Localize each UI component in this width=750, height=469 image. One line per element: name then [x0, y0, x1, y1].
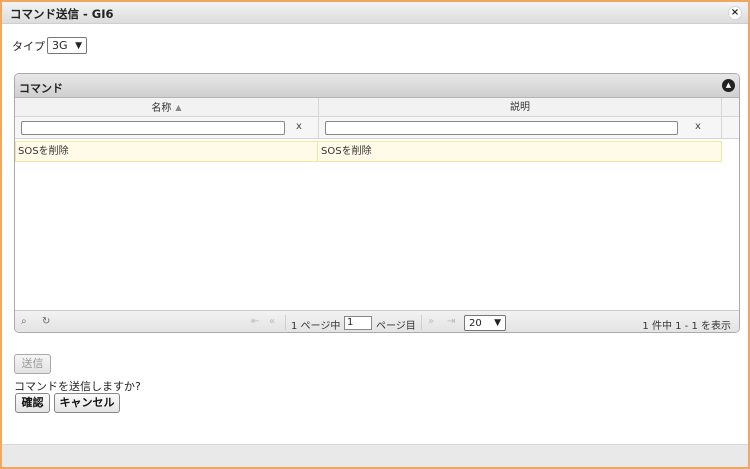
row-name-cell: SOSを削除 — [18, 142, 318, 161]
cancel-button[interactable]: キャンセル — [54, 393, 120, 413]
panel-title: コマンド — [19, 82, 63, 95]
panel-header: コマンド ▲ — [15, 74, 739, 98]
next-page-icon[interactable]: » — [428, 316, 434, 327]
type-select-value: 3G — [52, 39, 68, 52]
send-button[interactable]: 送信 — [14, 354, 51, 374]
search-icon[interactable]: ⌕ — [21, 316, 27, 327]
name-filter-input[interactable] — [21, 121, 285, 135]
pager-info: 1 件中 1 - 1 を表示 — [642, 321, 731, 332]
command-dialog: コマンド送信 - GI6 × タイプ 3G ▼ コマンド ▲ 名称▲ 説明 x — [0, 0, 750, 469]
column-header-description-label: 説明 — [510, 102, 530, 113]
clear-name-filter-icon[interactable]: x — [296, 121, 302, 132]
type-select[interactable]: 3G ▼ — [47, 37, 87, 54]
clear-description-filter-icon[interactable]: x — [695, 121, 701, 132]
close-icon[interactable]: × — [728, 6, 742, 20]
filter-cell-name: x — [15, 117, 319, 139]
last-page-icon[interactable]: ⇥ — [447, 316, 455, 327]
table-row[interactable]: SOSを削除 SOSを削除 — [15, 141, 722, 162]
refresh-icon[interactable]: ↻ — [42, 316, 50, 327]
sort-icon: ▲ — [175, 103, 182, 112]
dialog-titlebar[interactable]: コマンド送信 - GI6 × — [2, 2, 748, 24]
dialog-footer — [2, 444, 748, 467]
rows-per-page-value: 20 — [469, 317, 482, 329]
column-headers: 名称 ▲ 説明 — [15, 98, 739, 117]
pager: ⌕ ↻ ⇤ « 1 ページ中 1 ページ目 » ⇥ 20 ▼ 1 件中 1 - … — [15, 310, 739, 332]
prev-page-icon[interactable]: « — [269, 316, 275, 327]
filter-row: x x — [15, 117, 739, 139]
page-suffix: ページ目 — [376, 321, 416, 332]
pager-separator — [285, 315, 286, 330]
page-prefix: 1 ページ中 — [291, 321, 341, 332]
pager-separator — [421, 315, 422, 330]
filter-cell-description: x — [319, 117, 722, 139]
column-header-description[interactable]: 説明 — [319, 98, 722, 117]
type-label: タイプ — [12, 39, 45, 53]
rows-per-page-select[interactable]: 20 ▼ — [464, 315, 506, 331]
column-header-name[interactable]: 名称 ▲ — [15, 98, 319, 117]
type-row: タイプ 3G ▼ — [12, 37, 87, 54]
page-number-input[interactable]: 1 — [344, 316, 372, 330]
column-header-name-label: 名称 — [151, 103, 172, 114]
chevron-down-icon: ▼ — [75, 40, 82, 51]
first-page-icon[interactable]: ⇤ — [251, 316, 259, 327]
dialog-title: コマンド送信 - GI6 — [10, 7, 114, 21]
description-filter-input[interactable] — [325, 121, 678, 135]
collapse-icon[interactable]: ▲ — [722, 79, 735, 92]
confirm-button[interactable]: 確認 — [15, 393, 50, 413]
command-panel: コマンド ▲ 名称 ▲ 説明 x x SOSを削除 SOSを削除 ⌕ ↻ ⇤ «… — [14, 73, 740, 333]
row-description-cell: SOSを削除 — [321, 146, 372, 157]
chevron-down-icon: ▼ — [494, 318, 501, 328]
confirm-message: コマンドを送信しますか? — [14, 380, 141, 393]
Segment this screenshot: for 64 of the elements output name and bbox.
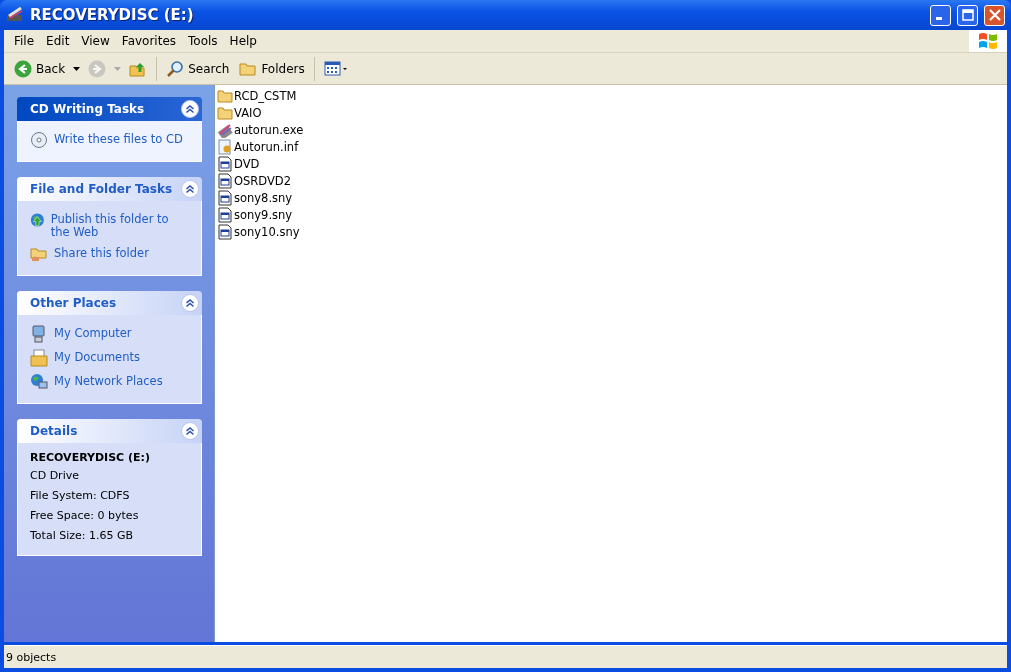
menu-item[interactable]: File	[8, 32, 41, 50]
maximize-button[interactable]	[957, 4, 978, 26]
document-icon	[217, 155, 233, 172]
folder-icon	[217, 104, 233, 121]
views-grid-icon	[323, 59, 348, 78]
task-link[interactable]: My Network Places	[54, 373, 163, 388]
search-button[interactable]: Search	[162, 57, 234, 80]
pane-header[interactable]: Details	[17, 419, 202, 443]
cd-icon	[30, 131, 48, 149]
file-name[interactable]: OSRDVD2	[234, 173, 292, 188]
back-button[interactable]: Back	[10, 57, 70, 80]
dropdown-caret-icon[interactable]	[73, 66, 81, 71]
menu-item[interactable]: Favorites	[115, 32, 183, 50]
file-name[interactable]: Autorun.inf	[234, 139, 299, 154]
maximize-icon	[961, 9, 974, 21]
document-icon	[217, 223, 233, 240]
document-icon	[217, 172, 233, 189]
settings-file-icon	[217, 138, 233, 155]
drive-name: RECOVERYDISC (E:)	[30, 451, 151, 465]
menu-item[interactable]: Help	[223, 32, 263, 50]
menu-item[interactable]: Edit	[40, 32, 76, 50]
menu-item[interactable]: Tools	[182, 32, 224, 50]
collapse-chevron-icon[interactable]	[181, 100, 199, 118]
documents-folder-icon	[30, 349, 48, 367]
file-name[interactable]: RCD_CSTM	[234, 88, 297, 103]
file-name[interactable]: sony9.sny	[234, 207, 293, 222]
file-name[interactable]: VAIO	[234, 105, 262, 120]
computer-icon	[30, 325, 48, 343]
shared-folder-icon	[30, 245, 48, 263]
file-name[interactable]: sony10.sny	[234, 224, 300, 239]
task-link[interactable]: Share this folder	[54, 245, 149, 260]
folder-icon	[217, 87, 233, 104]
folders-button[interactable]: Folders	[235, 57, 309, 80]
task-link[interactable]: Write these files to CD	[54, 131, 183, 146]
minimize-icon	[936, 16, 942, 20]
network-globe-icon	[30, 373, 48, 391]
program-icon	[217, 121, 233, 138]
minimize-button[interactable]	[930, 4, 951, 26]
detail-text: Free Space: 0 bytes	[30, 508, 140, 524]
task-link[interactable]: My Computer	[54, 325, 132, 340]
document-icon	[217, 189, 233, 206]
pane-header[interactable]: Other Places	[17, 291, 202, 315]
close-button[interactable]	[984, 4, 1005, 26]
collapse-chevron-icon[interactable]	[181, 294, 199, 312]
detail-text: Total Size: 1.65 GB	[30, 528, 135, 544]
close-icon	[988, 9, 1001, 21]
document-icon	[217, 206, 233, 223]
pane-header[interactable]: File and Folder Tasks	[17, 177, 202, 201]
file-name[interactable]: DVD	[234, 156, 260, 171]
window-title: RECOVERYDISC (E:)	[30, 6, 195, 24]
search-icon	[166, 59, 185, 78]
windows-logo-icon	[969, 30, 1007, 52]
status-text: 9 objects	[6, 650, 57, 664]
pane-header[interactable]: CD Writing Tasks	[17, 97, 202, 121]
cd-drive-icon	[6, 6, 24, 24]
task-link[interactable]: Publish this folder to the Web	[50, 211, 189, 239]
file-name[interactable]: autorun.exe	[234, 122, 304, 137]
menu-item[interactable]: View	[75, 32, 116, 50]
detail-text: CD Drive	[30, 468, 80, 484]
task-link[interactable]: My Documents	[54, 349, 140, 364]
collapse-chevron-icon[interactable]	[181, 180, 199, 198]
detail-text: File System: CDFS	[30, 488, 131, 504]
file-name[interactable]: sony8.sny	[234, 190, 293, 205]
collapse-chevron-icon[interactable]	[181, 422, 199, 440]
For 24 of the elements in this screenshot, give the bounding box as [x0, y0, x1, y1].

◆ **WHAT TO WORK ON**
Return all of the items above word for word, leaving out the pictures.

◆ **RESULT**
Localize each UI component in this width=750, height=469 image. One line per element: name then [x0, y0, x1, y1].
row-name-cell: SOSを削除 — [18, 142, 318, 161]
cancel-button[interactable]: キャンセル — [54, 393, 120, 413]
panel-title: コマンド — [19, 82, 63, 95]
panel-header: コマンド ▲ — [15, 74, 739, 98]
next-page-icon[interactable]: » — [428, 316, 434, 327]
type-select-value: 3G — [52, 39, 68, 52]
send-button[interactable]: 送信 — [14, 354, 51, 374]
search-icon[interactable]: ⌕ — [21, 316, 27, 327]
name-filter-input[interactable] — [21, 121, 285, 135]
pager-info: 1 件中 1 - 1 を表示 — [642, 321, 731, 332]
command-dialog: コマンド送信 - GI6 × タイプ 3G ▼ コマンド ▲ 名称▲ 説明 x — [0, 0, 750, 469]
column-header-description-label: 説明 — [510, 102, 530, 113]
clear-name-filter-icon[interactable]: x — [296, 121, 302, 132]
type-select[interactable]: 3G ▼ — [47, 37, 87, 54]
clear-description-filter-icon[interactable]: x — [695, 121, 701, 132]
close-icon[interactable]: × — [728, 6, 742, 20]
filter-cell-name: x — [15, 117, 319, 139]
last-page-icon[interactable]: ⇥ — [447, 316, 455, 327]
table-row[interactable]: SOSを削除 SOSを削除 — [15, 141, 722, 162]
refresh-icon[interactable]: ↻ — [42, 316, 50, 327]
sort-icon: ▲ — [175, 103, 182, 112]
dialog-titlebar[interactable]: コマンド送信 - GI6 × — [2, 2, 748, 24]
dialog-footer — [2, 444, 748, 467]
rows-per-page-value: 20 — [469, 317, 482, 329]
column-headers: 名称 ▲ 説明 — [15, 98, 739, 117]
pager: ⌕ ↻ ⇤ « 1 ページ中 1 ページ目 » ⇥ 20 ▼ 1 件中 1 - … — [15, 310, 739, 332]
prev-page-icon[interactable]: « — [269, 316, 275, 327]
filter-row: x x — [15, 117, 739, 139]
page-suffix: ページ目 — [376, 321, 416, 332]
pager-separator — [285, 315, 286, 330]
page-prefix: 1 ページ中 — [291, 321, 341, 332]
pager-separator — [421, 315, 422, 330]
filter-cell-description: x — [319, 117, 722, 139]
column-header-description[interactable]: 説明 — [319, 98, 722, 117]
type-label: タイプ — [12, 39, 45, 53]
rows-per-page-select[interactable]: 20 ▼ — [464, 315, 506, 331]
column-header-name[interactable]: 名称 ▲ — [15, 98, 319, 117]
type-row: タイプ 3G ▼ — [12, 37, 87, 54]
page-number-input[interactable]: 1 — [344, 316, 372, 330]
column-header-name-label: 名称 — [151, 103, 172, 114]
chevron-down-icon: ▼ — [75, 40, 82, 51]
first-page-icon[interactable]: ⇤ — [251, 316, 259, 327]
dialog-title: コマンド送信 - GI6 — [10, 7, 114, 21]
description-filter-input[interactable] — [325, 121, 678, 135]
collapse-icon[interactable]: ▲ — [722, 79, 735, 92]
confirm-button[interactable]: 確認 — [15, 393, 50, 413]
command-panel: コマンド ▲ 名称 ▲ 説明 x x SOSを削除 SOSを削除 ⌕ ↻ ⇤ «… — [14, 73, 740, 333]
row-description-cell: SOSを削除 — [321, 146, 372, 157]
chevron-down-icon: ▼ — [494, 318, 501, 328]
confirm-message: コマンドを送信しますか? — [14, 380, 141, 393]
Segment this screenshot: for 64 of the elements output name and bbox.
menu-item[interactable]: File	[8, 32, 41, 50]
maximize-button[interactable]	[957, 4, 978, 26]
document-icon	[217, 155, 233, 172]
folder-icon	[217, 104, 233, 121]
views-grid-icon	[323, 59, 348, 78]
task-link[interactable]: My Network Places	[54, 373, 163, 388]
search-button[interactable]: Search	[162, 57, 234, 80]
pane-header[interactable]: Details	[17, 419, 202, 443]
cd-icon	[30, 131, 48, 149]
file-name[interactable]: OSRDVD2	[234, 173, 292, 188]
back-button[interactable]: Back	[10, 57, 70, 80]
dropdown-caret-icon[interactable]	[73, 66, 81, 71]
menu-item[interactable]: Favorites	[115, 32, 183, 50]
file-name[interactable]: Autorun.inf	[234, 139, 299, 154]
maximize-icon	[961, 9, 974, 21]
document-icon	[217, 223, 233, 240]
document-icon	[217, 172, 233, 189]
settings-file-icon	[217, 138, 233, 155]
drive-name: RECOVERYDISC (E:)	[30, 451, 151, 465]
menu-item[interactable]: Help	[223, 32, 263, 50]
menu-item[interactable]: Edit	[40, 32, 76, 50]
menu-item[interactable]: Tools	[182, 32, 224, 50]
collapse-chevron-icon[interactable]	[181, 100, 199, 118]
documents-folder-icon	[30, 349, 48, 367]
file-name[interactable]: RCD_CSTM	[234, 88, 297, 103]
file-name[interactable]: sony9.sny	[234, 207, 293, 222]
file-name[interactable]: VAIO	[234, 105, 262, 120]
computer-icon	[30, 325, 48, 343]
shared-folder-icon	[30, 245, 48, 263]
file-name[interactable]: sony10.sny	[234, 224, 300, 239]
task-link[interactable]: Share this folder	[54, 245, 149, 260]
folder-icon	[217, 87, 233, 104]
folders-button[interactable]: Folders	[235, 57, 309, 80]
task-link[interactable]: Write these files to CD	[54, 131, 183, 146]
minimize-icon	[936, 16, 942, 20]
network-globe-icon	[30, 373, 48, 391]
program-icon	[217, 121, 233, 138]
minimize-button[interactable]	[930, 4, 951, 26]
detail-text: Free Space: 0 bytes	[30, 508, 140, 524]
task-link[interactable]: My Computer	[54, 325, 132, 340]
document-icon	[217, 189, 233, 206]
pane-header[interactable]: Other Places	[17, 291, 202, 315]
close-button[interactable]	[984, 4, 1005, 26]
collapse-chevron-icon[interactable]	[181, 294, 199, 312]
detail-text: Total Size: 1.65 GB	[30, 528, 135, 544]
close-icon	[988, 9, 1001, 21]
document-icon	[217, 206, 233, 223]
pane-header[interactable]: File and Folder Tasks	[17, 177, 202, 201]
file-name[interactable]: DVD	[234, 156, 260, 171]
window-title: RECOVERYDISC (E:)	[30, 6, 195, 24]
search-icon	[166, 59, 185, 78]
windows-logo-icon	[969, 30, 1007, 52]
status-text: 9 objects	[6, 650, 57, 664]
pane-header[interactable]: CD Writing Tasks	[17, 97, 202, 121]
cd-drive-icon	[6, 6, 24, 24]
task-link[interactable]: Publish this folder to the Web	[50, 211, 189, 239]
file-name[interactable]: autorun.exe	[234, 122, 304, 137]
menu-item[interactable]: View	[75, 32, 116, 50]
detail-text: CD Drive	[30, 468, 80, 484]
task-link[interactable]: My Documents	[54, 349, 140, 364]
collapse-chevron-icon[interactable]	[181, 180, 199, 198]
detail-text: File System: CDFS	[30, 488, 131, 504]
file-name[interactable]: sony8.sny	[234, 190, 293, 205]
collapse-chevron-icon[interactable]	[181, 422, 199, 440]
For 24 of the elements in this screenshot, give the bounding box as [x0, y0, x1, y1].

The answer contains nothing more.